Look through the listing and locate every line containing the word "Экран"; copy those lines.

-*-*-

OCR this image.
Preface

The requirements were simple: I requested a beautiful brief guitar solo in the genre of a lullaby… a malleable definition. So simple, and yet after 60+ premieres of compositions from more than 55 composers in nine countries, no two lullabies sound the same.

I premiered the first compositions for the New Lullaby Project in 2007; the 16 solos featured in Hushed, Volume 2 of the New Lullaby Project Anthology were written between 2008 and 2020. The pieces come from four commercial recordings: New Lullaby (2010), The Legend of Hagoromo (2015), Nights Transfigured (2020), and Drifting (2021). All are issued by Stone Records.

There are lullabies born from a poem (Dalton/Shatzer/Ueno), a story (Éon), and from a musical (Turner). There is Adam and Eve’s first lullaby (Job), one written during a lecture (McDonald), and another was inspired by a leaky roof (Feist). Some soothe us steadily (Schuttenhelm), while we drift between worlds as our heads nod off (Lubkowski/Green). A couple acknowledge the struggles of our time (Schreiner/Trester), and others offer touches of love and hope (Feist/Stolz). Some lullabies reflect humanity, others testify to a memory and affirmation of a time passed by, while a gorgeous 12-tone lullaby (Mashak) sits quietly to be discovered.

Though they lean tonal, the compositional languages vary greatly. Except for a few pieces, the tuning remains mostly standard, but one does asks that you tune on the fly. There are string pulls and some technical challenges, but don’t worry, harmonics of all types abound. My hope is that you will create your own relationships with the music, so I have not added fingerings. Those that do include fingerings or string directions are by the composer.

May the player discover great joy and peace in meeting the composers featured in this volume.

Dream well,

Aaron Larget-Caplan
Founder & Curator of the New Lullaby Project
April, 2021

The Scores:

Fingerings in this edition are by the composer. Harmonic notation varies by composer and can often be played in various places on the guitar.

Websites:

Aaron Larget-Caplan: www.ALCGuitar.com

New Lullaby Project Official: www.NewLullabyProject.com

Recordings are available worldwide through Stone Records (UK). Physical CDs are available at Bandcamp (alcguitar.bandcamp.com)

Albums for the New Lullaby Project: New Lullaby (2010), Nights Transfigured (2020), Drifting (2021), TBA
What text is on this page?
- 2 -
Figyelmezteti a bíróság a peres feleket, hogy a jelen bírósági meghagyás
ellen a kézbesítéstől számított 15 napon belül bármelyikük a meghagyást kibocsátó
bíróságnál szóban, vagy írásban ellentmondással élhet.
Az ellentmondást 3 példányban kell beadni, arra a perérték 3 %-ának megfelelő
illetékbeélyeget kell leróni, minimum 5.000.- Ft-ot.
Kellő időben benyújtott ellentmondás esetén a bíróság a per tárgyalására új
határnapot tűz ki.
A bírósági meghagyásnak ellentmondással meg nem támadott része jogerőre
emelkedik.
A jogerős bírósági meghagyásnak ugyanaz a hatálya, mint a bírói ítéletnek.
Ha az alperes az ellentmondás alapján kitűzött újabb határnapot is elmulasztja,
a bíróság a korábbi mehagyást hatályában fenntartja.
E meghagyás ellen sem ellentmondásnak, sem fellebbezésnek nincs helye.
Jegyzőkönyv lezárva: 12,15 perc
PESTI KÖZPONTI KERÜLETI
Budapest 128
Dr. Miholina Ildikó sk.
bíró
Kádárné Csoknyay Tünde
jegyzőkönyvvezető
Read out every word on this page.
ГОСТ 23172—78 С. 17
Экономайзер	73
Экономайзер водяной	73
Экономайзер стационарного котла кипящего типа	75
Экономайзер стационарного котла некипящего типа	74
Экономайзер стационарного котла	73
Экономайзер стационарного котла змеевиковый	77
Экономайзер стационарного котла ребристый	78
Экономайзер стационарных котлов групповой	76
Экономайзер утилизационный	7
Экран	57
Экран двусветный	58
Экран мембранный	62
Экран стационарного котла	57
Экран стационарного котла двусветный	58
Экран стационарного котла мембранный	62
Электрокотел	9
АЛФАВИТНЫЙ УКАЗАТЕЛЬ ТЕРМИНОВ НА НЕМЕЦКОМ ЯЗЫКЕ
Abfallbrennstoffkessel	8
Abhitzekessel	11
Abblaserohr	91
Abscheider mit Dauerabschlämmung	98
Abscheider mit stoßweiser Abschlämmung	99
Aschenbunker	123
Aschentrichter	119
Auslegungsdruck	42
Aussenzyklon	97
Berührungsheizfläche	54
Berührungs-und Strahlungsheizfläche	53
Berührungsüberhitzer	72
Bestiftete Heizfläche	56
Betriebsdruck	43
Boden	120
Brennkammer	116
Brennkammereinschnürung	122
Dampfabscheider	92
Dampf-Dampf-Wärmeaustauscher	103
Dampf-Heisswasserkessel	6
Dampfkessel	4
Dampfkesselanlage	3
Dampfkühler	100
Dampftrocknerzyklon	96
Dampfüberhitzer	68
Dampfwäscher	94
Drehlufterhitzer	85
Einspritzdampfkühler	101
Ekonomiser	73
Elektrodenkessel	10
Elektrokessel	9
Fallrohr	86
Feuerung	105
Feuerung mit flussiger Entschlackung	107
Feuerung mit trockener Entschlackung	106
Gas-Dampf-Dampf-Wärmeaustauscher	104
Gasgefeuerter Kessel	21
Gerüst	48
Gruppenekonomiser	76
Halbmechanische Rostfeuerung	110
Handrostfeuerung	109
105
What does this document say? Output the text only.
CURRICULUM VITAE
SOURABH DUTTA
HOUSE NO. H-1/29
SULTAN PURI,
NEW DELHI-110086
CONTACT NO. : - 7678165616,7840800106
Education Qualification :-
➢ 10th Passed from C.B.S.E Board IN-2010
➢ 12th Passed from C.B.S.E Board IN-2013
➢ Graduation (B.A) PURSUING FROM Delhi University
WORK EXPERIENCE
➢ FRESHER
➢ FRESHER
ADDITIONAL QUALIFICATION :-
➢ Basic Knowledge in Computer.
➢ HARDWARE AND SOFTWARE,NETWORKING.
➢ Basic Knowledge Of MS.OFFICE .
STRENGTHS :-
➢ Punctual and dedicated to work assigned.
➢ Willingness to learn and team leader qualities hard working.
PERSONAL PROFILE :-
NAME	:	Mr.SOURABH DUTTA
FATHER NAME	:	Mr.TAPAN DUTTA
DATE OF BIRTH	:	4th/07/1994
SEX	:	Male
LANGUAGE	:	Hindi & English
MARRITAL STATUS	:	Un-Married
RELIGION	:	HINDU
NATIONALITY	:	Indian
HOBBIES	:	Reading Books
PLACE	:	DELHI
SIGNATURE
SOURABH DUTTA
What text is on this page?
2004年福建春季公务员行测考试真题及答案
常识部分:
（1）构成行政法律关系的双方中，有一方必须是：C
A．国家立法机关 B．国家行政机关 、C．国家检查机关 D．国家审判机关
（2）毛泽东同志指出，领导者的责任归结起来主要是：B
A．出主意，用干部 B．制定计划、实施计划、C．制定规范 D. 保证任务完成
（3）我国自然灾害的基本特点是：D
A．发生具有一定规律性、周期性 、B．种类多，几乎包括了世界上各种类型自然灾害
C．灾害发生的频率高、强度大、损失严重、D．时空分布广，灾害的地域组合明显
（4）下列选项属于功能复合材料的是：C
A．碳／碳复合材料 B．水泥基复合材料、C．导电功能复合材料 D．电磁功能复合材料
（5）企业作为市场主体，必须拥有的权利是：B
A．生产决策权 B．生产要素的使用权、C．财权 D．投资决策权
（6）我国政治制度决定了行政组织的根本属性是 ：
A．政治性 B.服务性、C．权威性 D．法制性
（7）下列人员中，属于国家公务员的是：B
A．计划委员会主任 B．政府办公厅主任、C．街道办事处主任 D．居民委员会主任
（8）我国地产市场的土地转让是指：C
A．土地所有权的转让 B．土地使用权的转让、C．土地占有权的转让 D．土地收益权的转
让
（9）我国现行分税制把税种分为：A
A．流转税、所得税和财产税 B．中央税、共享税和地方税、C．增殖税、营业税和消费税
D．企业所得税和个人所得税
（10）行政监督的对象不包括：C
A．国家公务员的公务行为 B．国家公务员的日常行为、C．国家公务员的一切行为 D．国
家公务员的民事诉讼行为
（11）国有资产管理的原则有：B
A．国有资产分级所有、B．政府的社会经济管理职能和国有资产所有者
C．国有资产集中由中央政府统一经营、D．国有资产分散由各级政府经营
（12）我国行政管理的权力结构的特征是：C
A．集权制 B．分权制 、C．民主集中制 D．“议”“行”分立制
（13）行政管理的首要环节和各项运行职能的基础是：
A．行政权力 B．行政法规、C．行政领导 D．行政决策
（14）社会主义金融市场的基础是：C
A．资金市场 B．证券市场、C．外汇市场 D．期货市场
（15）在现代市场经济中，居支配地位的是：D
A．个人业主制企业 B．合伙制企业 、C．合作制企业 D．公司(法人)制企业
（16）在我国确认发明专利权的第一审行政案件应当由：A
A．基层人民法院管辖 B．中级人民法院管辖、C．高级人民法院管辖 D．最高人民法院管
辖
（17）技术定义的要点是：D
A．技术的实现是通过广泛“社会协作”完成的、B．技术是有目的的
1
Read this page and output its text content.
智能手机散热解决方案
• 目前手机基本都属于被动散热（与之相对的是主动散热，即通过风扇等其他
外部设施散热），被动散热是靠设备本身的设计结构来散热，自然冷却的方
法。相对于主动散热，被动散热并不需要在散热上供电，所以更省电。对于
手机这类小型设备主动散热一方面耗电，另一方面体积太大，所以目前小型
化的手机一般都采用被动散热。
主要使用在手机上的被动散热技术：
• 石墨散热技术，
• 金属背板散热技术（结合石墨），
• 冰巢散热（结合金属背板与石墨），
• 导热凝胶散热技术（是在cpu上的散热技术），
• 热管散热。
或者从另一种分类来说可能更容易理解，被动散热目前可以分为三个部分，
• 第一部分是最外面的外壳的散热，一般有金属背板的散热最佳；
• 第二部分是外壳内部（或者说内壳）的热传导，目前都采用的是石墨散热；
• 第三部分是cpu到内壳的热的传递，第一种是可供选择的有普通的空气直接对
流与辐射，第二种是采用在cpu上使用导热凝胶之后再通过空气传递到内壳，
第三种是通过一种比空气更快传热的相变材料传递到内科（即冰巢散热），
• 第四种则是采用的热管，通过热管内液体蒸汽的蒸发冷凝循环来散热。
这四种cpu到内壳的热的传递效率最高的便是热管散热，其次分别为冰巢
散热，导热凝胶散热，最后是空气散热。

-*-*-

# [Response below]
Экран	57
Экран двусветный	58
Экран мембранный	62
Экран стационарного котла	57
Экран стационарного котла двусветный	58
Экран стационарного котла мембранный	62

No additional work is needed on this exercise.